#### Task goal
Please write out the complete listing that follows, exactly as it reads.

#### Extracted entries

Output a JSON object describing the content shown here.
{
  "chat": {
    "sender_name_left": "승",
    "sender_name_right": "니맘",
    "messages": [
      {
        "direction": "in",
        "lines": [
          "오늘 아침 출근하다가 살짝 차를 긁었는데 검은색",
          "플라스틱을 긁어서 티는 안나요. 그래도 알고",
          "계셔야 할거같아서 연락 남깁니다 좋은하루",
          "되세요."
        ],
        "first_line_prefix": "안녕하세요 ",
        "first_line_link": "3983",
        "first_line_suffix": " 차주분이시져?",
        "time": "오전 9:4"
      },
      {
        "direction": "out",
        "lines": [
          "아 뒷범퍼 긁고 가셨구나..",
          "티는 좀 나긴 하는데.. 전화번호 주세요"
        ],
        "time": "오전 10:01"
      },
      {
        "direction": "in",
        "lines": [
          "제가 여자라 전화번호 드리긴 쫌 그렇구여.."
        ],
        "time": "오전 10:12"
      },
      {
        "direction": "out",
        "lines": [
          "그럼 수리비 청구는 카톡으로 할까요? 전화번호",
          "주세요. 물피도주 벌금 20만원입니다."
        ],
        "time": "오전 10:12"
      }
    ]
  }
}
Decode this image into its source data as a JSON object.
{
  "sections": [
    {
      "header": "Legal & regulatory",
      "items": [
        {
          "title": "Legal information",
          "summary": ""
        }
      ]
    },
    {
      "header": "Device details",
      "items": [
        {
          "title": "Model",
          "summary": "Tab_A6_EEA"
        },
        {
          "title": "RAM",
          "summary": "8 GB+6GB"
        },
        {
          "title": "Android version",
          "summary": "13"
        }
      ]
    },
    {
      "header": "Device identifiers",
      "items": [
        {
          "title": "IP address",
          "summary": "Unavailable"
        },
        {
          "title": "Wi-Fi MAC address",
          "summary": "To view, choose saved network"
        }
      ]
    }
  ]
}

#### Exercise result
Output a JSON object describing the content shown here.
{
  "chat": {
    "sender_name_left": "승",
    "sender_name_right": "니맘",
    "messages": [
      {
        "direction": "in",
        "lines": [
          "오늘 아침 출근하다가 살짝 차를 긁었는데 검은색",
          "플라스틱을 긁어서 티는 안나요. 그래도 알고",
          "계셔야 할거같아서 연락 남깁니다 좋은하루",
          "되세요."
        ],
        "first_line_prefix": "안녕하세요 ",
        "first_line_link": "3983",
        "first_line_suffix": " 차주분이시져?",
        "time": "오전 9:4"
      },
      {
        "direction": "out",
        "lines": [
          "아 뒷범퍼 긁고 가셨구나..",
          "티는 좀 나긴 하는데.. 전화번호 주세요"
        ],
        "time": "오전 10:01"
      },
      {
        "direction": "in",
        "lines": [
          "제가 여자라 전화번호 드리긴 쫌 그렇구여.."
        ],
        "time": "오전 10:12"
      },
      {
        "direction": "out",
        "lines": [
          "그럼 수리비 청구는 카톡으로 할까요? 전화번호",
          "주세요. 물피도주 벌금 20만원입니다."
        ],
        "time": "오전 10:12"
      }
    ]
  }
}
Decode this image into its source data as a JSON object.
{
  "sections": [
    {
      "header": "Legal & regulatory",
      "items": [
        {
          "title": "Legal information",
          "summary": ""
        }
      ]
    },
    {
      "header": "Device details",
      "items": [
        {
          "title": "Model",
          "summary": "Tab_A6_EEA"
        },
        {
          "title": "RAM",
          "summary": "8 GB+6GB"
        },
        {
          "title": "Android version",
          "summary": "13"
        }
      ]
    },
    {
      "header": "Device identifiers",
      "items": [
        {
          "title": "IP address",
          "summary": "Unavailable"
        },
        {
          "title": "Wi-Fi MAC address",
          "summary": "To view, choose saved network"
        }
      ]
    }
  ]
}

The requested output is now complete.